[What to produce]:
Your copy must hold every line of the records word for word. It must hold no pictures.

[Dataset records]:
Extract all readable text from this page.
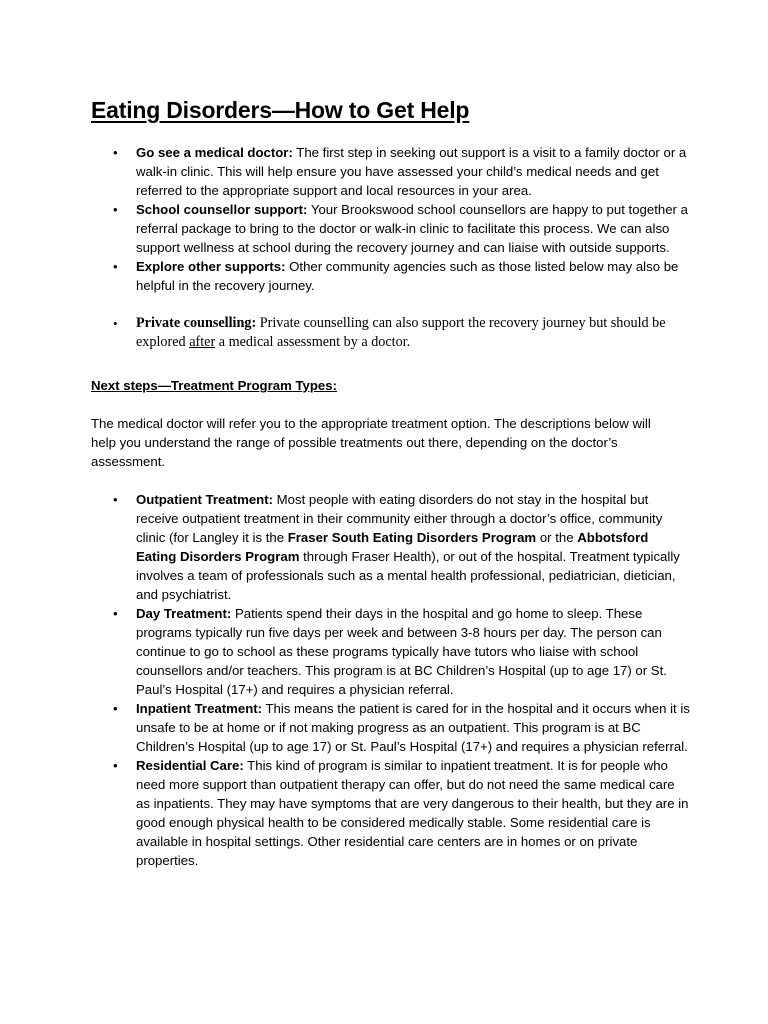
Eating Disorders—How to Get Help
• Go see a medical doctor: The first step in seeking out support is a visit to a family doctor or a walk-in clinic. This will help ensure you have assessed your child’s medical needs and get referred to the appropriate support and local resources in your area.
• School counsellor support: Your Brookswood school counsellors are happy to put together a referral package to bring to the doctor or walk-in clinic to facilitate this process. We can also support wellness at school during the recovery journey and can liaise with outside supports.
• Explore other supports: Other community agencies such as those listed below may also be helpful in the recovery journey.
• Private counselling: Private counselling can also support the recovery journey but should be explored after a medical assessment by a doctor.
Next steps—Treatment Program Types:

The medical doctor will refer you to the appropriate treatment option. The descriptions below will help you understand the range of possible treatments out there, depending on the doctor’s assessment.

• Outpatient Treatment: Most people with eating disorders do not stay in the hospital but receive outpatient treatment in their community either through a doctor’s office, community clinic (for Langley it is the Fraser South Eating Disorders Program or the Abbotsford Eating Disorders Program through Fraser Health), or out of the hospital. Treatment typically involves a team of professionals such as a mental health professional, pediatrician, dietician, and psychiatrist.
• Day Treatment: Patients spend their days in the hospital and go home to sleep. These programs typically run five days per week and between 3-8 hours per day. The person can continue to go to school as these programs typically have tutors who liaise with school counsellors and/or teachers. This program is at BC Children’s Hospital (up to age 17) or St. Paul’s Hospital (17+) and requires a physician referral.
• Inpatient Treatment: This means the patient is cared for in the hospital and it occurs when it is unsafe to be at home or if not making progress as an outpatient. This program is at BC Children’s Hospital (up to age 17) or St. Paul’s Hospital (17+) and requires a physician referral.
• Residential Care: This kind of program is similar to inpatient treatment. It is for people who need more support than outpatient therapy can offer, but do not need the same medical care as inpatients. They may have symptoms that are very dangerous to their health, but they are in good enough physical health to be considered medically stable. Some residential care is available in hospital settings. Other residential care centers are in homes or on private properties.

[Response box]:
Extract all readable text from this page.
Eating Disorders—How to Get Help
• Go see a medical doctor: The first step in seeking out support is a visit to a family doctor or a walk-in clinic. This will help ensure you have assessed your child’s medical needs and get referred to the appropriate support and local resources in your area.
• School counsellor support: Your Brookswood school counsellors are happy to put together a referral package to bring to the doctor or walk-in clinic to facilitate this process. We can also support wellness at school during the recovery journey and can liaise with outside supports.
• Explore other supports: Other community agencies such as those listed below may also be helpful in the recovery journey.
• Private counselling: Private counselling can also support the recovery journey but should be explored after a medical assessment by a doctor.
Next steps—Treatment Program Types:

The medical doctor will refer you to the appropriate treatment option. The descriptions below will help you understand the range of possible treatments out there, depending on the doctor’s assessment.

• Outpatient Treatment: Most people with eating disorders do not stay in the hospital but receive outpatient treatment in their community either through a doctor’s office, community clinic (for Langley it is the Fraser South Eating Disorders Program or the Abbotsford Eating Disorders Program through Fraser Health), or out of the hospital. Treatment typically involves a team of professionals such as a mental health professional, pediatrician, dietician, and psychiatrist.
• Day Treatment: Patients spend their days in the hospital and go home to sleep. These programs typically run five days per week and between 3-8 hours per day. The person can continue to go to school as these programs typically have tutors who liaise with school counsellors and/or teachers. This program is at BC Children’s Hospital (up to age 17) or St. Paul’s Hospital (17+) and requires a physician referral.
• Inpatient Treatment: This means the patient is cared for in the hospital and it occurs when it is unsafe to be at home or if not making progress as an outpatient. This program is at BC Children’s Hospital (up to age 17) or St. Paul’s Hospital (17+) and requires a physician referral.
• Residential Care: This kind of program is similar to inpatient treatment. It is for people who need more support than outpatient therapy can offer, but do not need the same medical care as inpatients. They may have symptoms that are very dangerous to their health, but they are in good enough physical health to be considered medically stable. Some residential care is available in hospital settings. Other residential care centers are in homes or on private properties.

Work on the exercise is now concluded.